Your objective: Every record here should be printed again exactly.

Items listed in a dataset

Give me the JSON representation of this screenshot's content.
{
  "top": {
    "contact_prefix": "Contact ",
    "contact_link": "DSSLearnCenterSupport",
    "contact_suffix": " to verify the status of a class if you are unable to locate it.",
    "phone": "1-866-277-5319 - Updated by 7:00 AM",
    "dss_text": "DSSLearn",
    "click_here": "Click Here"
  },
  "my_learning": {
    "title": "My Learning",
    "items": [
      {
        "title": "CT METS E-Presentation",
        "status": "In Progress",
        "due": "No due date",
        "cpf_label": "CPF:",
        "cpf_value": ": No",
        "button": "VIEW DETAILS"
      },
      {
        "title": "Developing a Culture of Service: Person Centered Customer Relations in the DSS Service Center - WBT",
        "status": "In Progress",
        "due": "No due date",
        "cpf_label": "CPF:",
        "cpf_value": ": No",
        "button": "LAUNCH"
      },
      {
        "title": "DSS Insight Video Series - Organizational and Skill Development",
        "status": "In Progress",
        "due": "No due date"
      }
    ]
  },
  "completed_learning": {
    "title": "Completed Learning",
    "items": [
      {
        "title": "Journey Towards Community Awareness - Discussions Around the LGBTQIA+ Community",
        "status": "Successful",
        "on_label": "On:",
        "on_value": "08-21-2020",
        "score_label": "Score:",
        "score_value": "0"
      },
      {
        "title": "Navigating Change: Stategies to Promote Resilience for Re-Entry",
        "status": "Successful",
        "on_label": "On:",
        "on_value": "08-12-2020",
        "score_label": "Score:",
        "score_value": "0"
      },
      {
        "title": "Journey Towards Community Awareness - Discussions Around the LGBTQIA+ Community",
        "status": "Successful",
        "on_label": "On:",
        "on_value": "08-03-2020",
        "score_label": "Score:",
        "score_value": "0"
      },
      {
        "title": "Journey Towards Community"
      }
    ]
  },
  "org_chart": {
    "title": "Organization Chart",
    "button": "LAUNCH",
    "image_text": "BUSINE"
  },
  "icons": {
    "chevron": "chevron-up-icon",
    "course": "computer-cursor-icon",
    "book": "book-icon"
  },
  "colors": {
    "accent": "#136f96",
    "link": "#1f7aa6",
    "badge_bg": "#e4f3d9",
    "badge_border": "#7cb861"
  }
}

Written answer:
Give me the JSON representation of this screenshot's content.
{
  "top": {
    "contact_prefix": "Contact ",
    "contact_link": "DSSLearnCenterSupport",
    "contact_suffix": " to verify the status of a class if you are unable to locate it.",
    "phone": "1-866-277-5319 - Updated by 7:00 AM",
    "dss_text": "DSSLearn",
    "click_here": "Click Here"
  },
  "my_learning": {
    "title": "My Learning",
    "items": [
      {
        "title": "CT METS E-Presentation",
        "status": "In Progress",
        "due": "No due date",
        "cpf_label": "CPF:",
        "cpf_value": ": No",
        "button": "VIEW DETAILS"
      },
      {
        "title": "Developing a Culture of Service: Person Centered Customer Relations in the DSS Service Center - WBT",
        "status": "In Progress",
        "due": "No due date",
        "cpf_label": "CPF:",
        "cpf_value": ": No",
        "button": "LAUNCH"
      },
      {
        "title": "DSS Insight Video Series - Organizational and Skill Development",
        "status": "In Progress",
        "due": "No due date"
      }
    ]
  },
  "completed_learning": {
    "title": "Completed Learning",
    "items": [
      {
        "title": "Journey Towards Community Awareness - Discussions Around the LGBTQIA+ Community",
        "status": "Successful",
        "on_label": "On:",
        "on_value": "08-21-2020",
        "score_label": "Score:",
        "score_value": "0"
      },
      {
        "title": "Navigating Change: Stategies to Promote Resilience for Re-Entry",
        "status": "Successful",
        "on_label": "On:",
        "on_value": "08-12-2020",
        "score_label": "Score:",
        "score_value": "0"
      },
      {
        "title": "Journey Towards Community Awareness - Discussions Around the LGBTQIA+ Community",
        "status": "Successful",
        "on_label": "On:",
        "on_value": "08-03-2020",
        "score_label": "Score:",
        "score_value": "0"
      },
      {
        "title": "Journey Towards Community"
      }
    ]
  },
  "org_chart": {
    "title": "Organization Chart",
    "button": "LAUNCH",
    "image_text": "BUSINE"
  },
  "icons": {
    "chevron": "chevron-up-icon",
    "course": "computer-cursor-icon",
    "book": "book-icon"
  },
  "colors": {
    "accent": "#136f96",
    "link": "#1f7aa6",
    "badge_bg": "#e4f3d9",
    "badge_border": "#7cb861"
  }
}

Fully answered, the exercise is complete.